• 問題
本文の第3特徴構成では、複数の付勢部材はどのように配置されているか。

• 本文
════════

これにより、移動体の上下動可動範囲において、当該コンロで加熱される調理容器の底部にサーミスタを備えた当接体を略一定の付勢力で調理容器の底部に当接させることができる。また、当然に、当接体がその上下動可動範囲の最も下方に位置する場合にも、当接体によって調理容器が持ち上げられて傾いてしまうということもなく、サーミスタによる調理容器の温度検出を精度よく行うことができる。
【0012】
本発明に係るコンロ用の温度検出装置の第2特徴構成は、上記コンロ用の温度検出装置の第1特徴構成に加えて、
前記付勢部材は、一方の前記腕部が前記移動体に前記上下動方向に回転自在に連結されるとともに、他方の前記腕部が前記支持体に前記上下動方向に回転自在に連結されている点にある。
【0013】
上記コンロ用の温度検出装置の第2特徴構成によれば、腕部と移動体及び腕部と支持体との夫々の連結部において、支持体の上下動方向の移動によるコイルバネの湾曲に伴う腕部の回転を円滑にして付勢部材をたわませることができるとともに、付勢部材をたわませた状態で、移動体に対してその上下動方向に付勢力を付勢することができる。
【0014】
本発明に係るコンロ用の温度検出装置の第3特徴構成は、上記コンロ用の温度検出装置の第1乃至第2特徴構成に加えて、
前記移動体と前記支持体との間に前記付勢部材が複数設けられ、
前記複数の付勢部材が、前記支持体又は前記移動体の周方向の外側に向けて前記コイルバネが湾曲する状態で、前記周方向に等間隔に配置されている点にある。
【0015】
上記コンロ用の温度検出装置の第3特徴構成によれば、複数の付勢部材が、支持体又は移動体の周方向の外側に向けてコイルバネが湾曲する状態で設けられているので、移動体の上下動により支持体又は移動体の周方向の外側に凸にたわむ状態となる複数の付勢部材が、互いに干渉することを防止することができる。また、移動体は周方向に等間隔に配置された複数の付勢部材を介して支持体に支持されるので、周方向において均一な付勢力を得ることができ、移動体を安定した状態で上下動させることができる。

════════

• 提供された記録
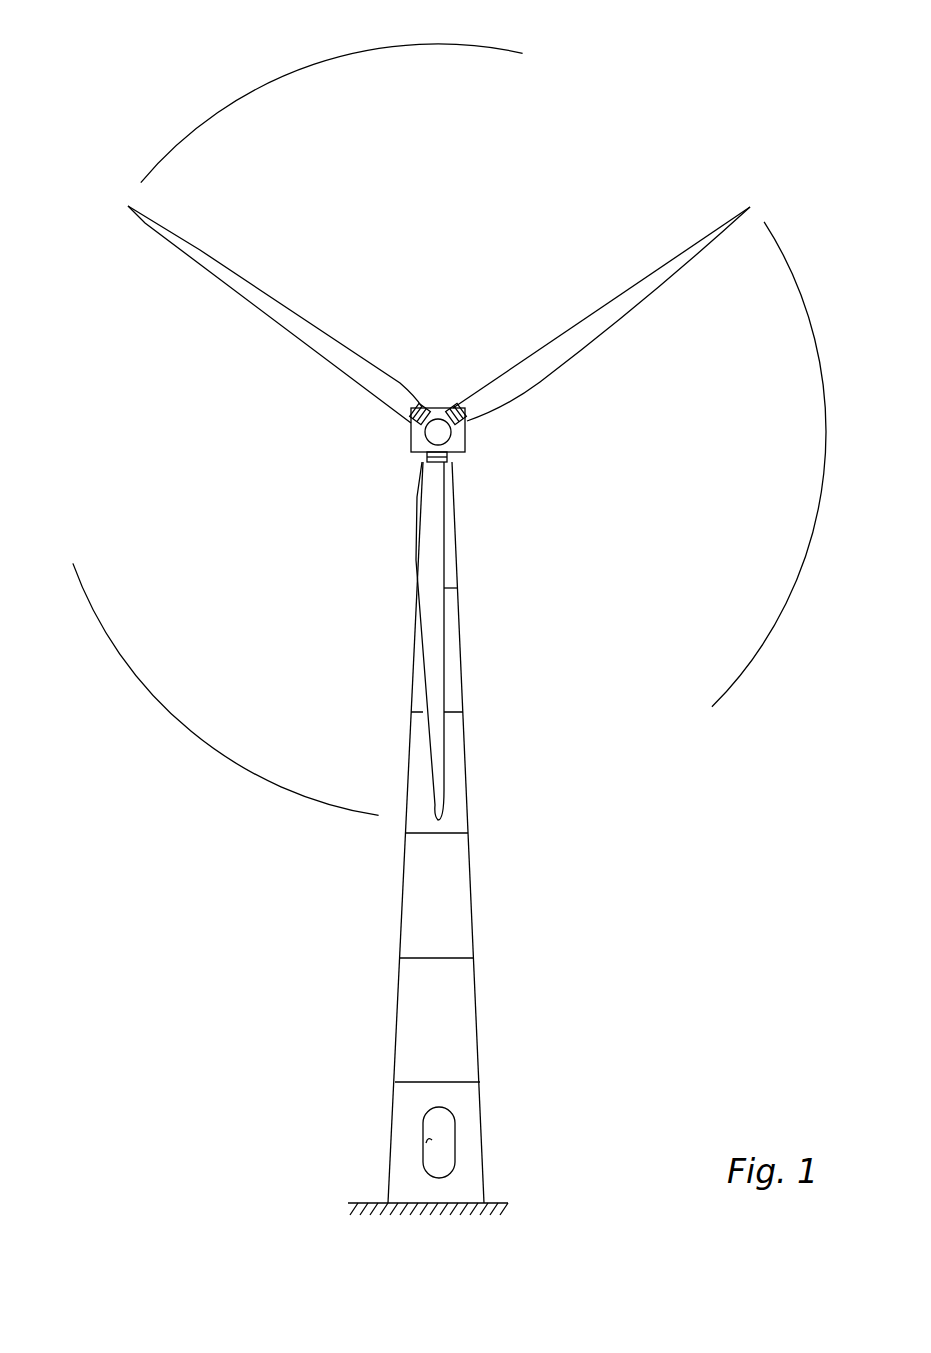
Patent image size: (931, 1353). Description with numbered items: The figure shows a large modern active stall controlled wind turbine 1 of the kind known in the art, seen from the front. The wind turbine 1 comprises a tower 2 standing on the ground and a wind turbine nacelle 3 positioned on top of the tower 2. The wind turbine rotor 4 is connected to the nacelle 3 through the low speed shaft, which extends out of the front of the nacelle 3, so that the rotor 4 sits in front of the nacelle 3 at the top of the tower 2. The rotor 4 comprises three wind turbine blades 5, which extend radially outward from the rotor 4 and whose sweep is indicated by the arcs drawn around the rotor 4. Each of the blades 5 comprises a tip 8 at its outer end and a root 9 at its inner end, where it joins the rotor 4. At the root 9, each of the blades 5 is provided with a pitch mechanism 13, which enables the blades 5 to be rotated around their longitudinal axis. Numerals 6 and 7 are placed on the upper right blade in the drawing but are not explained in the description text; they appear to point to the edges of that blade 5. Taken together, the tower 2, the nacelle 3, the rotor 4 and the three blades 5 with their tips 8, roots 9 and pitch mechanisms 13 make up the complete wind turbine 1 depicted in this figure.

The wind turbine 1 is at (372, 1038).
The tower 2 is at (465, 908).
The nacelle 3 is at (478, 452).
The wind turbine rotor 4 is at (410, 432).
The wind turbine blade 5 is at (438, 675).
The rotor blade 6 is at (551, 342).
The rotor blade 7 is at (547, 380).
The tip 8 is at (128, 206).
The root 9 is at (467, 440).
The pitch mechanism 13 is at (428, 407).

════════

• 解答
支持体又は移動体の周方向の外側に向けてコイルバネが湾曲する状態で、周方向に等間隔に配置されている。